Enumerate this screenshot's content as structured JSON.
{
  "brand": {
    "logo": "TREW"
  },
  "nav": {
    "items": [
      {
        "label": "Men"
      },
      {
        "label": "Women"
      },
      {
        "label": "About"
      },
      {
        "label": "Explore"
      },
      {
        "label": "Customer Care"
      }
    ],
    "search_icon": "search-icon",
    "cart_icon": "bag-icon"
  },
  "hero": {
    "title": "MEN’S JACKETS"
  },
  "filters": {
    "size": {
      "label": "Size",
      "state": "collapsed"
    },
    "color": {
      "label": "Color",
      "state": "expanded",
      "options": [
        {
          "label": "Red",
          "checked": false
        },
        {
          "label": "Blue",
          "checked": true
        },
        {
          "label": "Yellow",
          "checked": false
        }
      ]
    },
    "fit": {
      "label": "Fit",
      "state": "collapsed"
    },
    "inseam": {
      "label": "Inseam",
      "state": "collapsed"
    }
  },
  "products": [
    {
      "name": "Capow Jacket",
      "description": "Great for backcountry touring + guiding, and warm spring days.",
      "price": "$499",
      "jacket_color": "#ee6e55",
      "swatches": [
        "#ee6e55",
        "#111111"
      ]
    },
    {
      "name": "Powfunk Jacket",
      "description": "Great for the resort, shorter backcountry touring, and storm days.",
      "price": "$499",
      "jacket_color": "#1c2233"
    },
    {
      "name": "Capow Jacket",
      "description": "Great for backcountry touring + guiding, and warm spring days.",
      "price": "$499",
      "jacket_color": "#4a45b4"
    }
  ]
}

○ ○ ○ ○ ○ ○ ○

Requirement:
Reproduce each entry from the records above, character for character.

Exercise output:
Enumerate this screenshot's content as structured JSON.
{
  "brand": {
    "logo": "TREW"
  },
  "nav": {
    "items": [
      {
        "label": "Men"
      },
      {
        "label": "Women"
      },
      {
        "label": "About"
      },
      {
        "label": "Explore"
      },
      {
        "label": "Customer Care"
      }
    ],
    "search_icon": "search-icon",
    "cart_icon": "bag-icon"
  },
  "hero": {
    "title": "MEN’S JACKETS"
  },
  "filters": {
    "size": {
      "label": "Size",
      "state": "collapsed"
    },
    "color": {
      "label": "Color",
      "state": "expanded",
      "options": [
        {
          "label": "Red",
          "checked": false
        },
        {
          "label": "Blue",
          "checked": true
        },
        {
          "label": "Yellow",
          "checked": false
        }
      ]
    },
    "fit": {
      "label": "Fit",
      "state": "collapsed"
    },
    "inseam": {
      "label": "Inseam",
      "state": "collapsed"
    }
  },
  "products": [
    {
      "name": "Capow Jacket",
      "description": "Great for backcountry touring + guiding, and warm spring days.",
      "price": "$499",
      "jacket_color": "#ee6e55",
      "swatches": [
        "#ee6e55",
        "#111111"
      ]
    },
    {
      "name": "Powfunk Jacket",
      "description": "Great for the resort, shorter backcountry touring, and storm days.",
      "price": "$499",
      "jacket_color": "#1c2233"
    },
    {
      "name": "Capow Jacket",
      "description": "Great for backcountry touring + guiding, and warm spring days.",
      "price": "$499",
      "jacket_color": "#4a45b4"
    }
  ]
}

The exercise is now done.